• [EXERCISE DESCRIPTION]:
Where a line in the listing below contains the word "المدرسة", copy that line.

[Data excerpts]
━━━━

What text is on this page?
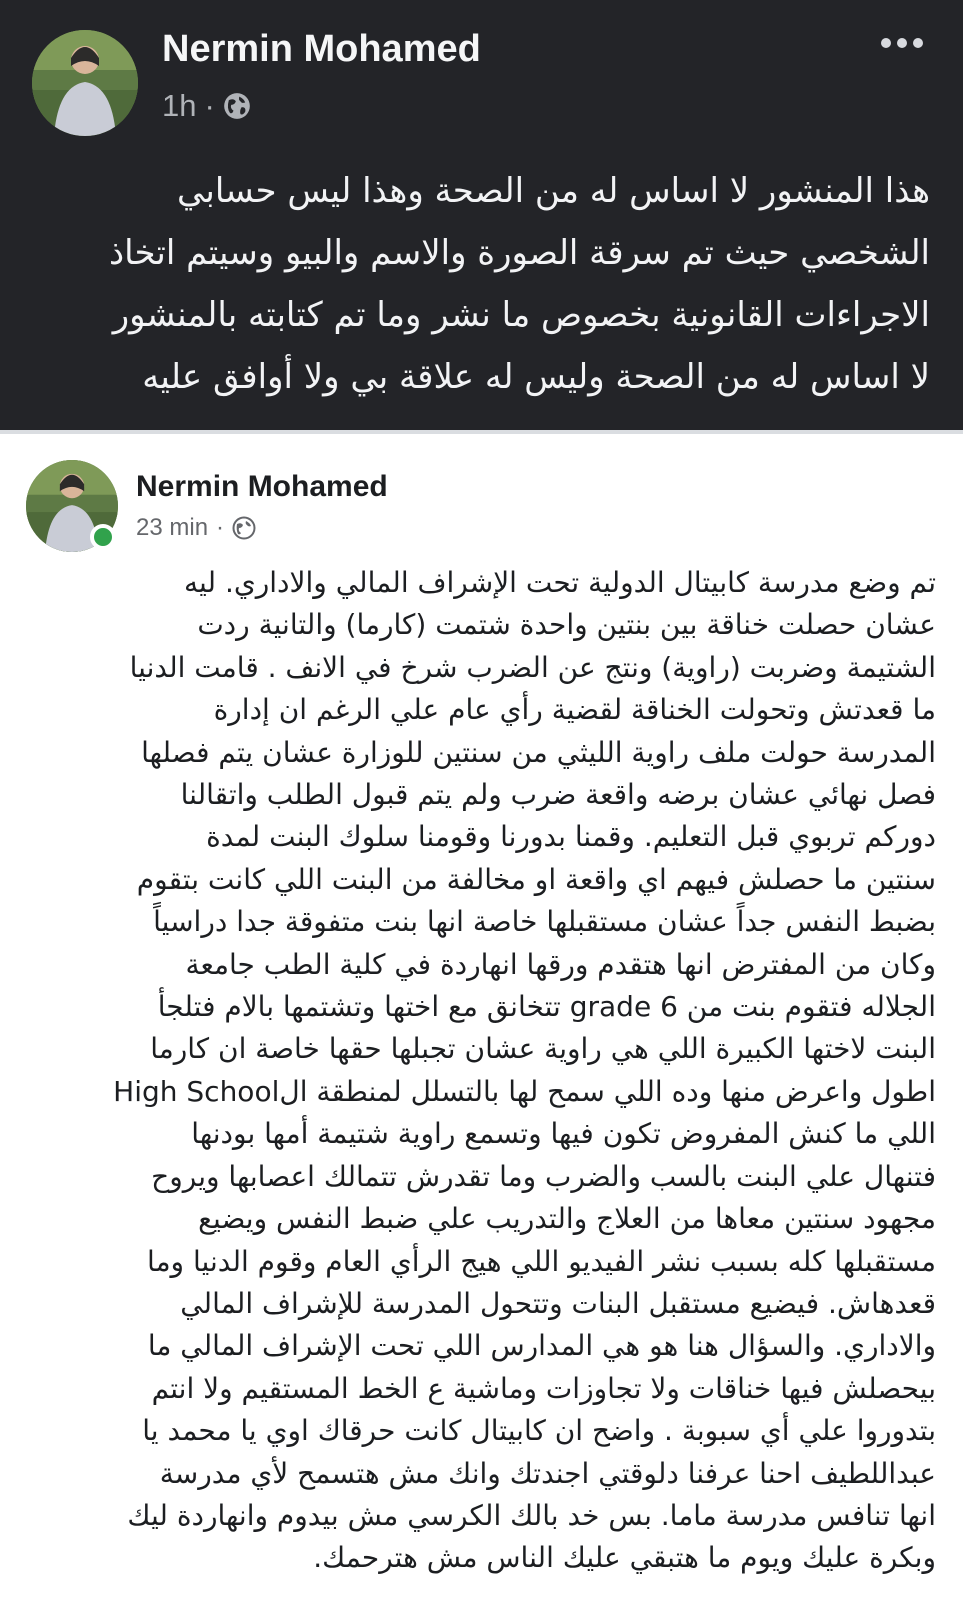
Nermin Mohamed
1h ·
هذا المنشور لا اساس له من الصحة وهذا ليس حسابي
الشخصي حيث تم سرقة الصورة والاسم والبيو وسيتم اتخاذ
الاجراءات القانونية بخصوص ما نشر وما تم كتابته بالمنشور
لا اساس له من الصحة وليس له علاقة بي ولا أوافق عليه
Nermin Mohamed
23 min ·
تم وضع مدرسة كابيتال الدولية تحت الإشراف المالي والاداري. ليه
عشان حصلت خناقة بين بنتين واحدة شتمت (كارما) والتانية ردت
الشتيمة وضربت (راوية) ونتج عن الضرب شرخ في الانف . قامت الدنيا
ما قعدتش وتحولت الخناقة لقضية رأي عام علي الرغم ان إدارة
المدرسة حولت ملف راوية الليثي من سنتين للوزارة عشان يتم فصلها
فصل نهائي عشان برضه واقعة ضرب ولم يتم قبول الطلب واتقالنا
دوركم تربوي قبل التعليم. وقمنا بدورنا وقومنا سلوك البنت لمدة
سنتين ما حصلش فيهم اي واقعة او مخالفة من البنت اللي كانت بتقوم
بضبط النفس جداً عشان مستقبلها خاصة انها بنت متفوقة جدا دراسياً
وكان من المفترض انها هتقدم ورقها انهاردة في كلية الطب جامعة
الجلاله فتقوم بنت من grade 6 تتخانق مع اختها وتشتمها بالام فتلجأ
البنت لاختها الكبيرة اللي هي راوية عشان تجبلها حقها خاصة ان كارما
اطول واعرض منها وده اللي سمح لها بالتسلل لمنطقة الHigh School
اللي ما كنش المفروض تكون فيها وتسمع راوية شتيمة أمها بودنها
فتنهال علي البنت بالسب والضرب وما تقدرش تتمالك اعصابها ويروح
مجهود سنتين معاها من العلاج والتدريب علي ضبط النفس ويضيع
مستقبلها كله بسبب نشر الفيديو اللي هيج الرأي العام وقوم الدنيا وما
قعدهاش. فيضيع مستقبل البنات وتتحول المدرسة للإشراف المالي
والاداري. والسؤال هنا هو هي المدارس اللي تحت الإشراف المالي ما
بيحصلش فيها خناقات ولا تجاوزات وماشية ع الخط المستقيم ولا انتم
بتدوروا علي أي سبوبة . واضح ان كابيتال كانت حرقاك اوي يا محمد يا
عبداللطيف احنا عرفنا دلوقتي اجندتك وانك مش هتسمح لأي مدرسة
انها تنافس مدرسة ماما. بس خد بالك الكرسي مش بيدوم وانهاردة ليك
وبكرة عليك ويوم ما هتبقي عليك الناس مش هترحمك.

━━━━

• [REPLY]:
المدرسة حولت ملف راوية الليثي من سنتين للوزارة عشان يتم فصلها
قعدهاش. فيضيع مستقبل البنات وتتحول المدرسة للإشراف المالي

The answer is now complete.